Layout coordinate data:

"""

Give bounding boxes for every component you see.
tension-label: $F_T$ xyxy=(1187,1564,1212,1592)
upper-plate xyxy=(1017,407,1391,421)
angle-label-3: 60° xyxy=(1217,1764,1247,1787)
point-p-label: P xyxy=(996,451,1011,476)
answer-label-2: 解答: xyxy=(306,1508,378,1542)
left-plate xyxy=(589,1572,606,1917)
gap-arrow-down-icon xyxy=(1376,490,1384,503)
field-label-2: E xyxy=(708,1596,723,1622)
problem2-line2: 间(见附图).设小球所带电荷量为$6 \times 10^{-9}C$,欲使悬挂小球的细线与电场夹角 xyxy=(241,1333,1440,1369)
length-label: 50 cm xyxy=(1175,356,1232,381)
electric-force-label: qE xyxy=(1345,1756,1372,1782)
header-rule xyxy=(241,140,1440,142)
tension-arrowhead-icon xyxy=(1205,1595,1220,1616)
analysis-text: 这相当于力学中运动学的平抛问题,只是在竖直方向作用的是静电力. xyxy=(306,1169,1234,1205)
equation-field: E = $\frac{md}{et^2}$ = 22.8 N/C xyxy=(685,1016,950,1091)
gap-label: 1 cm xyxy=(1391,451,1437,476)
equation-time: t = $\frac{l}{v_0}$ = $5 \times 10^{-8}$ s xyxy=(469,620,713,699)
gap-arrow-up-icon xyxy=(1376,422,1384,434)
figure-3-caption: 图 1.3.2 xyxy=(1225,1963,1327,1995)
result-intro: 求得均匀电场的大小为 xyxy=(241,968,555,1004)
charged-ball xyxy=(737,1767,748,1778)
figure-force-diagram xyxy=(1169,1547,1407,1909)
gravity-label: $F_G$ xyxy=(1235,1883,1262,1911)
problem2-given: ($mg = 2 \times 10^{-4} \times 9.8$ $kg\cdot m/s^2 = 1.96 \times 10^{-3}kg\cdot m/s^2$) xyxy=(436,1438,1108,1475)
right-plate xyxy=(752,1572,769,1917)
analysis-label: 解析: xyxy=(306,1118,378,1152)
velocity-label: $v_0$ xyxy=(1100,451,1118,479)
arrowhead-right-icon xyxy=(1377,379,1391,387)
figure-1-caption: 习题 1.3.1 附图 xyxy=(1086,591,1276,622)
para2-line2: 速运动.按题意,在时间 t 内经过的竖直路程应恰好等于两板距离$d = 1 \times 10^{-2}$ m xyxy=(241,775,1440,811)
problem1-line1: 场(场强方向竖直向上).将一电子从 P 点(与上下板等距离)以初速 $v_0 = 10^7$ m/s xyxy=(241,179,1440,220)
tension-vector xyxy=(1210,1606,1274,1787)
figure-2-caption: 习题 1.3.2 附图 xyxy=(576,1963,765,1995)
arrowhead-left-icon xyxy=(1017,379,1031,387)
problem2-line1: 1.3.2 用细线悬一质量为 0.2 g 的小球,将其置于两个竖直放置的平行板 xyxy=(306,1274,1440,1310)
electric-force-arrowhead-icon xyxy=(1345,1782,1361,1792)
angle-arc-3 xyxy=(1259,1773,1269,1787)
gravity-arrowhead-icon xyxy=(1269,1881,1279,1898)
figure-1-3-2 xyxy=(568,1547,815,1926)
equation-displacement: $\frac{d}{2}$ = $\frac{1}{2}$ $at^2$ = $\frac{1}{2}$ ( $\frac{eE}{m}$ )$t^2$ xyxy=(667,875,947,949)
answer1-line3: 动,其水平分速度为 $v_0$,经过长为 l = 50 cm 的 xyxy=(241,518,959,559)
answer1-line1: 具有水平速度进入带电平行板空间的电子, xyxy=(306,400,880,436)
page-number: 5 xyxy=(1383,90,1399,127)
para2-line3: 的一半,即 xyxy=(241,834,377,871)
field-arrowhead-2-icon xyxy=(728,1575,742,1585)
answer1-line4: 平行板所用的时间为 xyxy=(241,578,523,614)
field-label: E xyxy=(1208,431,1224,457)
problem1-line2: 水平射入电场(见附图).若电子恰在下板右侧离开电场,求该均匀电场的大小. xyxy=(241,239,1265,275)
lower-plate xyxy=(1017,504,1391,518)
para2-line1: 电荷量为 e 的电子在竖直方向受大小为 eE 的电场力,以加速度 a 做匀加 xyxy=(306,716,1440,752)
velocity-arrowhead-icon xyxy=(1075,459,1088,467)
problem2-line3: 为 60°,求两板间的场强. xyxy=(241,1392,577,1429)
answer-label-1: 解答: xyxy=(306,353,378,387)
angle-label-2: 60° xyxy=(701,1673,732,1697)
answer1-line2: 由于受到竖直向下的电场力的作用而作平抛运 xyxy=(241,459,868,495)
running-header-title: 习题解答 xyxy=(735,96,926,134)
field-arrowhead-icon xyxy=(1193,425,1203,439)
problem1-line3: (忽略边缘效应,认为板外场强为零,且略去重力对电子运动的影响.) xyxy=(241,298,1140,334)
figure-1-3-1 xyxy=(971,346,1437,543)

"""

REQUIRED WORK: Rename "upper-plate" to "top-plate" in the lines from the start of the material through the line holding "gap-arrow-down-icon xyxy=(1376,490,1384,503)", inclusive. Reproduce only those lines, with nothing else changed.

RESPONSE TO THE TASK:
Give bounding boxes for every component you see.
tension-label: $F_T$ xyxy=(1187,1564,1212,1592)
top-plate xyxy=(1017,407,1391,421)
angle-label-3: 60° xyxy=(1217,1764,1247,1787)
point-p-label: P xyxy=(996,451,1011,476)
answer-label-2: 解答: xyxy=(306,1508,378,1542)
left-plate xyxy=(589,1572,606,1917)
gap-arrow-down-icon xyxy=(1376,490,1384,503)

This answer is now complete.